Short exercise: Check each line of the listing below for the string "otro", and give only how many lines hold it.

Entries:
=-=-=-=-=

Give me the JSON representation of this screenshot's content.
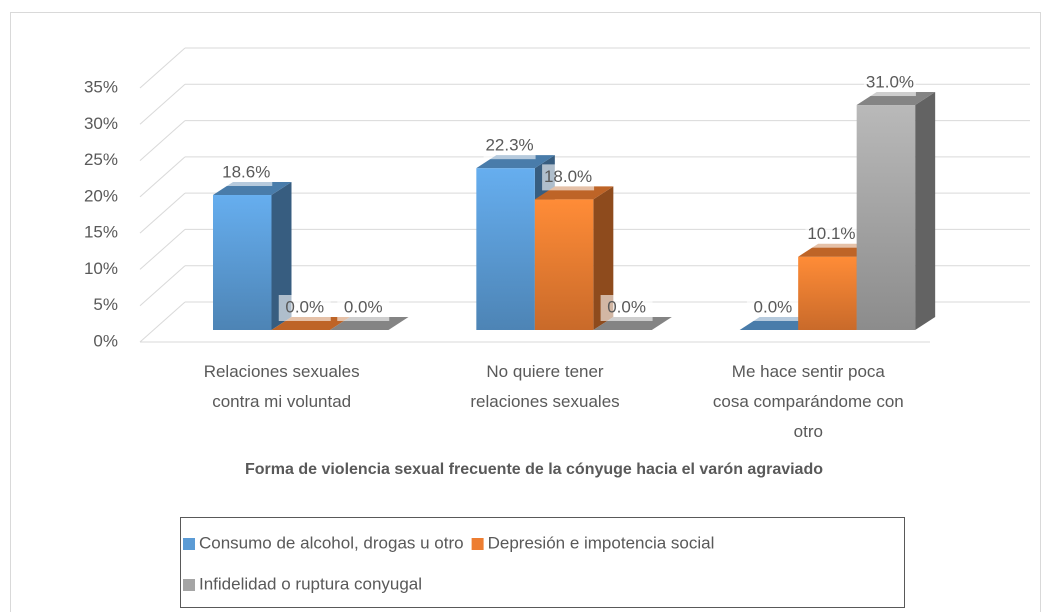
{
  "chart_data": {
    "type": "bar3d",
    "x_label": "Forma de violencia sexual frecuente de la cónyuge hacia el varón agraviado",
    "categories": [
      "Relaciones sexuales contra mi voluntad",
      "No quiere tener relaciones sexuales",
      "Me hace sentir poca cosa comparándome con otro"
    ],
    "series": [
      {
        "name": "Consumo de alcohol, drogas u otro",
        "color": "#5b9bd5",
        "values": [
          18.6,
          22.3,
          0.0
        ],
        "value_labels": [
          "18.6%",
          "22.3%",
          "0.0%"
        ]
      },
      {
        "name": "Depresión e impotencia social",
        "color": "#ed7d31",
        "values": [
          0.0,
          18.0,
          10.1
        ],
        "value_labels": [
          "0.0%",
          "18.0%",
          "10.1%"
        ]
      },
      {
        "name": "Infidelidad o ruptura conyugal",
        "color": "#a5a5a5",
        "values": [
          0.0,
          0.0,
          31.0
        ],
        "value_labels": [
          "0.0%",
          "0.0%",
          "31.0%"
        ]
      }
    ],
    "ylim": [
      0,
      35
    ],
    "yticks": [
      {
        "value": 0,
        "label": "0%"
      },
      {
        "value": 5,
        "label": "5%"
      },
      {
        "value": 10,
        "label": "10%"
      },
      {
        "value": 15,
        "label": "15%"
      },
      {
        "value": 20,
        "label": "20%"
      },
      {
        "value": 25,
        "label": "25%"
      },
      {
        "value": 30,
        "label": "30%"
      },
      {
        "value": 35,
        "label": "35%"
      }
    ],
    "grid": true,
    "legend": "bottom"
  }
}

=-=-=-=-=

Task solution: 2